Dataset excerpts
____________

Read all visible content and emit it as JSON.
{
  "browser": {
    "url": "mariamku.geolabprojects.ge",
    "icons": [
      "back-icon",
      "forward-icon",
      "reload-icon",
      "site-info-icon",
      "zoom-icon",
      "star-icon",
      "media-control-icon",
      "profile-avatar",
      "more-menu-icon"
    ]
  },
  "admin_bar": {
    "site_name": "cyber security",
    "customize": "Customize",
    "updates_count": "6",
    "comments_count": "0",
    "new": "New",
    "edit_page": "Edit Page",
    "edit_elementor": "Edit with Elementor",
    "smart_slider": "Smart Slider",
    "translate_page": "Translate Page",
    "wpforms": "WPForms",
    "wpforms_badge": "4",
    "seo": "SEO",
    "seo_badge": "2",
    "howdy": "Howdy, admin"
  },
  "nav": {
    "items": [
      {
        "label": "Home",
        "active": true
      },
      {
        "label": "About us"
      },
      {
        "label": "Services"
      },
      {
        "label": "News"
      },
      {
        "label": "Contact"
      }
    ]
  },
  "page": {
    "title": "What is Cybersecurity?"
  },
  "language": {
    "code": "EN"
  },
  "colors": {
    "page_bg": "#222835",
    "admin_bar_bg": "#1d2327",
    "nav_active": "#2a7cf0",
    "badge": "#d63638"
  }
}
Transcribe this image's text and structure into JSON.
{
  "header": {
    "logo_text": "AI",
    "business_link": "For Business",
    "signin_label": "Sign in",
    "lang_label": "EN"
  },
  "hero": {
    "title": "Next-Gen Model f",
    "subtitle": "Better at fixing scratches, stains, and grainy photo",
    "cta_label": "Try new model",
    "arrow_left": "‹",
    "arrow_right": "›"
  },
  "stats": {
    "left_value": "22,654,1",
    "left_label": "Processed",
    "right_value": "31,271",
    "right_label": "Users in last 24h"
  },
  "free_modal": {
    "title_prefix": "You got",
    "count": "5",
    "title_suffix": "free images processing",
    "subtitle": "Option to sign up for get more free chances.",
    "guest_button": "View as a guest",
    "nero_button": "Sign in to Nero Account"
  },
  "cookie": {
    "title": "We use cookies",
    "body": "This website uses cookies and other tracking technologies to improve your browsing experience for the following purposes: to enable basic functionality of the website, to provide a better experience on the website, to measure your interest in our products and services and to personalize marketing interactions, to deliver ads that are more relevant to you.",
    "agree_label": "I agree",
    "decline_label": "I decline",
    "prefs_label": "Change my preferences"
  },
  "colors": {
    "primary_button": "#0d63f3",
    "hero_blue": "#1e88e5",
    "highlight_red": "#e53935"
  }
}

____________

Stated goal
Please quote the data above in full, with no line missing.

Full response
Read all visible content and emit it as JSON.
{
  "browser": {
    "url": "mariamku.geolabprojects.ge",
    "icons": [
      "back-icon",
      "forward-icon",
      "reload-icon",
      "site-info-icon",
      "zoom-icon",
      "star-icon",
      "media-control-icon",
      "profile-avatar",
      "more-menu-icon"
    ]
  },
  "admin_bar": {
    "site_name": "cyber security",
    "customize": "Customize",
    "updates_count": "6",
    "comments_count": "0",
    "new": "New",
    "edit_page": "Edit Page",
    "edit_elementor": "Edit with Elementor",
    "smart_slider": "Smart Slider",
    "translate_page": "Translate Page",
    "wpforms": "WPForms",
    "wpforms_badge": "4",
    "seo": "SEO",
    "seo_badge": "2",
    "howdy": "Howdy, admin"
  },
  "nav": {
    "items": [
      {
        "label": "Home",
        "active": true
      },
      {
        "label": "About us"
      },
      {
        "label": "Services"
      },
      {
        "label": "News"
      },
      {
        "label": "Contact"
      }
    ]
  },
  "page": {
    "title": "What is Cybersecurity?"
  },
  "language": {
    "code": "EN"
  },
  "colors": {
    "page_bg": "#222835",
    "admin_bar_bg": "#1d2327",
    "nav_active": "#2a7cf0",
    "badge": "#d63638"
  }
}
Transcribe this image's text and structure into JSON.
{
  "header": {
    "logo_text": "AI",
    "business_link": "For Business",
    "signin_label": "Sign in",
    "lang_label": "EN"
  },
  "hero": {
    "title": "Next-Gen Model f",
    "subtitle": "Better at fixing scratches, stains, and grainy photo",
    "cta_label": "Try new model",
    "arrow_left": "‹",
    "arrow_right": "›"
  },
  "stats": {
    "left_value": "22,654,1",
    "left_label": "Processed",
    "right_value": "31,271",
    "right_label": "Users in last 24h"
  },
  "free_modal": {
    "title_prefix": "You got",
    "count": "5",
    "title_suffix": "free images processing",
    "subtitle": "Option to sign up for get more free chances.",
    "guest_button": "View as a guest",
    "nero_button": "Sign in to Nero Account"
  },
  "cookie": {
    "title": "We use cookies",
    "body": "This website uses cookies and other tracking technologies to improve your browsing experience for the following purposes: to enable basic functionality of the website, to provide a better experience on the website, to measure your interest in our products and services and to personalize marketing interactions, to deliver ads that are more relevant to you.",
    "agree_label": "I agree",
    "decline_label": "I decline",
    "prefs_label": "Change my preferences"
  },
  "colors": {
    "primary_button": "#0d63f3",
    "hero_blue": "#1e88e5",
    "highlight_red": "#e53935"
  }
}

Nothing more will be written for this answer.